BEGIN Material to process

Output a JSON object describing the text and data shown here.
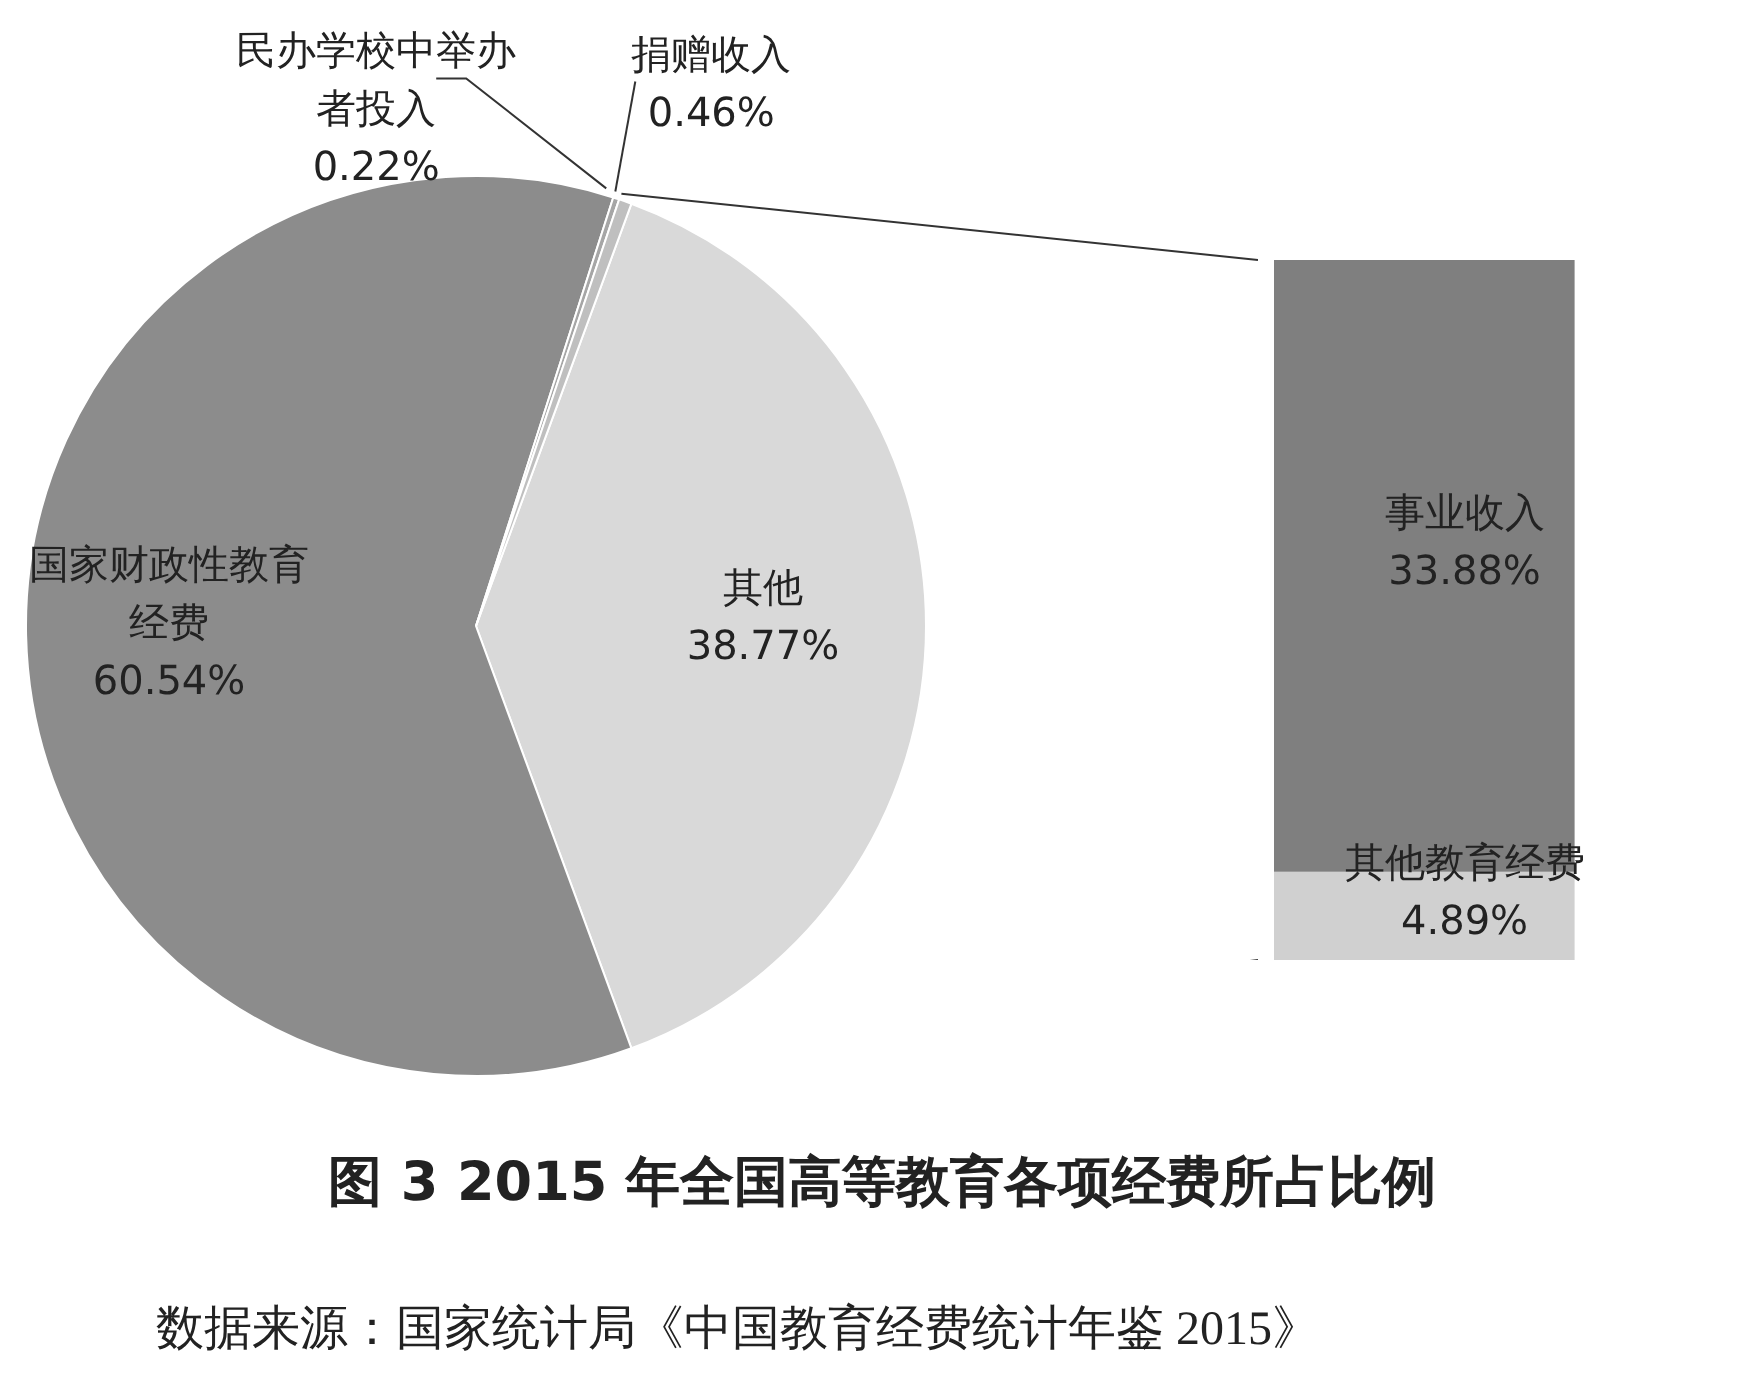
{
  "chart_data": [
    {
      "type": "pie",
      "title": "图 3  2015 年全国高等教育各项经费所占比例",
      "annotations": [
        "数据来源：国家统计局《中国教育经费统计年鉴 2015》"
      ],
      "categories": [
        "其他",
        "国家财政性教育经费",
        "民办学校中举办者投入",
        "捐赠收入"
      ],
      "values": [
        38.77,
        60.54,
        0.22,
        0.46
      ],
      "value_labels": [
        "38.77%",
        "60.54%",
        "0.22%",
        "0.46%"
      ],
      "colors": [
        "#d9d9d9",
        "#8c8c8c",
        "#a6a6a6",
        "#bfbfbf"
      ]
    },
    {
      "type": "bar",
      "stacked": true,
      "categories": [
        null
      ],
      "series": [
        {
          "name": "其他教育经费",
          "color": "#d0d0d0",
          "values": [
            4.89
          ],
          "value_labels": [
            "4.89%"
          ]
        },
        {
          "name": "事业收入",
          "color": "#7f7f7f",
          "values": [
            33.88
          ],
          "value_labels": [
            "33.88%"
          ]
        }
      ]
    }
  ]
}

END Material to process

» Problem requirements
Leave out the pictures and transcribe everything else exactly.

» Response
Output a JSON object describing the text and data shown here.
{
  "chart_data": [
    {
      "type": "pie",
      "title": "图 3  2015 年全国高等教育各项经费所占比例",
      "annotations": [
        "数据来源：国家统计局《中国教育经费统计年鉴 2015》"
      ],
      "categories": [
        "其他",
        "国家财政性教育经费",
        "民办学校中举办者投入",
        "捐赠收入"
      ],
      "values": [
        38.77,
        60.54,
        0.22,
        0.46
      ],
      "value_labels": [
        "38.77%",
        "60.54%",
        "0.22%",
        "0.46%"
      ],
      "colors": [
        "#d9d9d9",
        "#8c8c8c",
        "#a6a6a6",
        "#bfbfbf"
      ]
    },
    {
      "type": "bar",
      "stacked": true,
      "categories": [
        null
      ],
      "series": [
        {
          "name": "其他教育经费",
          "color": "#d0d0d0",
          "values": [
            4.89
          ],
          "value_labels": [
            "4.89%"
          ]
        },
        {
          "name": "事业收入",
          "color": "#7f7f7f",
          "values": [
            33.88
          ],
          "value_labels": [
            "33.88%"
          ]
        }
      ]
    }
  ]
}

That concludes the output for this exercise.